→ **WHAT IS ASKED**
Do not copy the pictures; transcribe all other material exactly.

Collection entries:
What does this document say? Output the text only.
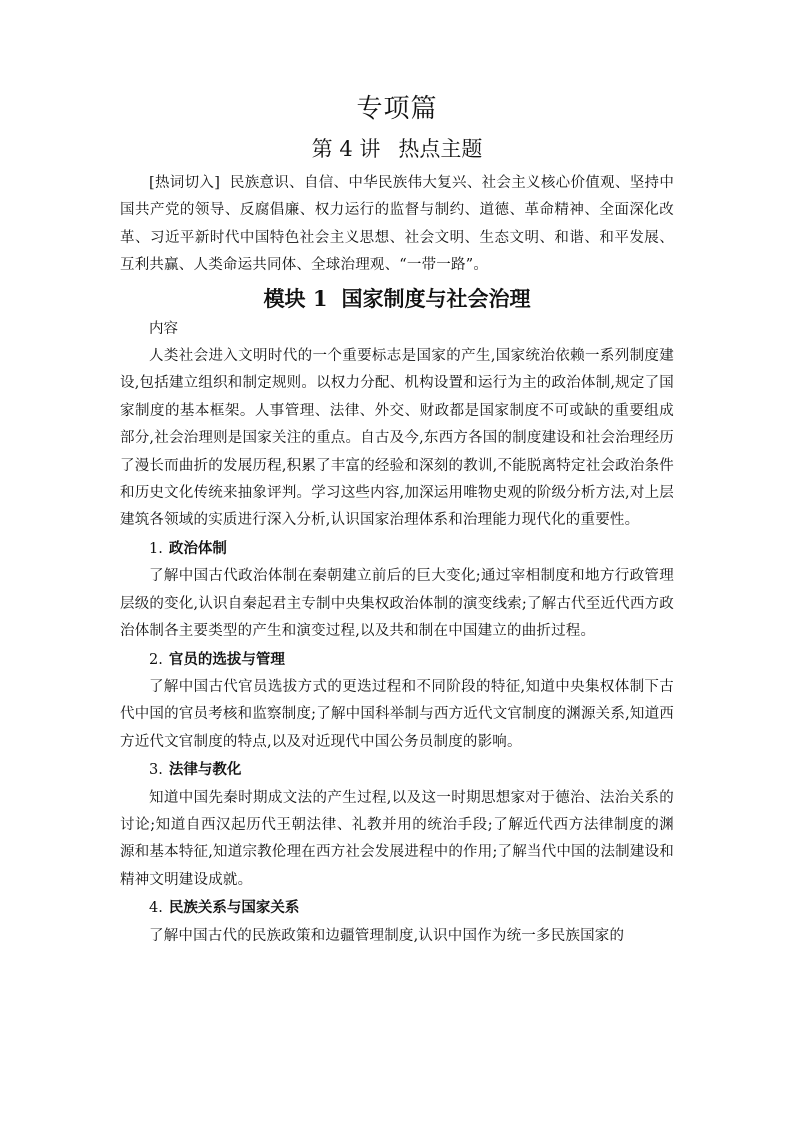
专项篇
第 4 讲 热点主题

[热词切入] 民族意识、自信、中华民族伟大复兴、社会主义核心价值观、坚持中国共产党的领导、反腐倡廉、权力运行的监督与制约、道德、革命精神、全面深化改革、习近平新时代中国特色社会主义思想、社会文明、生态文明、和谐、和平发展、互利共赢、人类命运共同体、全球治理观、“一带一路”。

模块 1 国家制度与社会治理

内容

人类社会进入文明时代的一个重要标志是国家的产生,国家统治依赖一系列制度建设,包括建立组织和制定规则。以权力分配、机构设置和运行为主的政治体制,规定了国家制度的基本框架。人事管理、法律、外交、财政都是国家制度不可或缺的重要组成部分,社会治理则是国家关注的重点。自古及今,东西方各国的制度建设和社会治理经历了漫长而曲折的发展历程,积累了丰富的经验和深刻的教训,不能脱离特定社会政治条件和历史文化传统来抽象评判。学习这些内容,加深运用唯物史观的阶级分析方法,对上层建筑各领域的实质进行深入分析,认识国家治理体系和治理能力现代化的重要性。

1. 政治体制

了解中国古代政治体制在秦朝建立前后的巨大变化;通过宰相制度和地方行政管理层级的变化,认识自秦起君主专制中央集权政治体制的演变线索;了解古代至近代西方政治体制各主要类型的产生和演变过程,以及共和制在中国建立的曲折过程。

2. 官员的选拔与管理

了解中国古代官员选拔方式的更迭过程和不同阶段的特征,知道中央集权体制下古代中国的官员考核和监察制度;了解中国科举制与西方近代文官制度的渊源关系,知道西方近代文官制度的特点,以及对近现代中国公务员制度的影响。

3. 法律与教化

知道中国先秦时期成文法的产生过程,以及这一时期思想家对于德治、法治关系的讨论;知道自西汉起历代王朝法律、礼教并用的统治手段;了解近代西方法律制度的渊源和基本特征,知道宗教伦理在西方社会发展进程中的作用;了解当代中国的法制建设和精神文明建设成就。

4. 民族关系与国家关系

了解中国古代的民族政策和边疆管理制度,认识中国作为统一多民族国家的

→ **RESULT**
What does this document say? Output the text only.
专项篇
第 4 讲 热点主题

[热词切入] 民族意识、自信、中华民族伟大复兴、社会主义核心价值观、坚持中国共产党的领导、反腐倡廉、权力运行的监督与制约、道德、革命精神、全面深化改革、习近平新时代中国特色社会主义思想、社会文明、生态文明、和谐、和平发展、互利共赢、人类命运共同体、全球治理观、“一带一路”。

模块 1 国家制度与社会治理

内容

人类社会进入文明时代的一个重要标志是国家的产生,国家统治依赖一系列制度建设,包括建立组织和制定规则。以权力分配、机构设置和运行为主的政治体制,规定了国家制度的基本框架。人事管理、法律、外交、财政都是国家制度不可或缺的重要组成部分,社会治理则是国家关注的重点。自古及今,东西方各国的制度建设和社会治理经历了漫长而曲折的发展历程,积累了丰富的经验和深刻的教训,不能脱离特定社会政治条件和历史文化传统来抽象评判。学习这些内容,加深运用唯物史观的阶级分析方法,对上层建筑各领域的实质进行深入分析,认识国家治理体系和治理能力现代化的重要性。

1. 政治体制

了解中国古代政治体制在秦朝建立前后的巨大变化;通过宰相制度和地方行政管理层级的变化,认识自秦起君主专制中央集权政治体制的演变线索;了解古代至近代西方政治体制各主要类型的产生和演变过程,以及共和制在中国建立的曲折过程。

2. 官员的选拔与管理

了解中国古代官员选拔方式的更迭过程和不同阶段的特征,知道中央集权体制下古代中国的官员考核和监察制度;了解中国科举制与西方近代文官制度的渊源关系,知道西方近代文官制度的特点,以及对近现代中国公务员制度的影响。

3. 法律与教化

知道中国先秦时期成文法的产生过程,以及这一时期思想家对于德治、法治关系的讨论;知道自西汉起历代王朝法律、礼教并用的统治手段;了解近代西方法律制度的渊源和基本特征,知道宗教伦理在西方社会发展进程中的作用;了解当代中国的法制建设和精神文明建设成就。

4. 民族关系与国家关系

了解中国古代的民族政策和边疆管理制度,认识中国作为统一多民族国家的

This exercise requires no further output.